▸ TASK TO CARRY OUT
In the records that follow, locate every line with "Elzevir" and extract it.

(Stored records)
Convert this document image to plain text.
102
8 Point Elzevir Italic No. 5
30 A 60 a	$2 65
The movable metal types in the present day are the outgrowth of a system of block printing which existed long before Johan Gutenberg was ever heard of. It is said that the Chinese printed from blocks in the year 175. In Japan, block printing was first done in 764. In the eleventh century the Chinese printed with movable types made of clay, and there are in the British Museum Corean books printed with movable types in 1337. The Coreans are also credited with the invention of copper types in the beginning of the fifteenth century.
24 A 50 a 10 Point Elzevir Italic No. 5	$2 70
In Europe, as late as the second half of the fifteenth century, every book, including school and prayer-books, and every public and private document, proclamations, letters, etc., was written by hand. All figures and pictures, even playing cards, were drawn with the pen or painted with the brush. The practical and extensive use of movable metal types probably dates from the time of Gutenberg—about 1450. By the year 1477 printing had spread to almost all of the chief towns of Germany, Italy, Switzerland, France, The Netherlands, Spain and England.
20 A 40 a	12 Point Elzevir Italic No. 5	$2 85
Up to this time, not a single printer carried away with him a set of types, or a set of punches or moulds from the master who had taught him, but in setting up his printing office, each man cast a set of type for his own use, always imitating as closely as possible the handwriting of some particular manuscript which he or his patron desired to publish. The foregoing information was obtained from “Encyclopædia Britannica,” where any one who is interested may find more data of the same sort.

▸ SOLUTION
8 Point Elzevir Italic No. 5
24 A 50 a 10 Point Elzevir Italic No. 5	$2 70
20 A 40 a	12 Point Elzevir Italic No. 5	$2 85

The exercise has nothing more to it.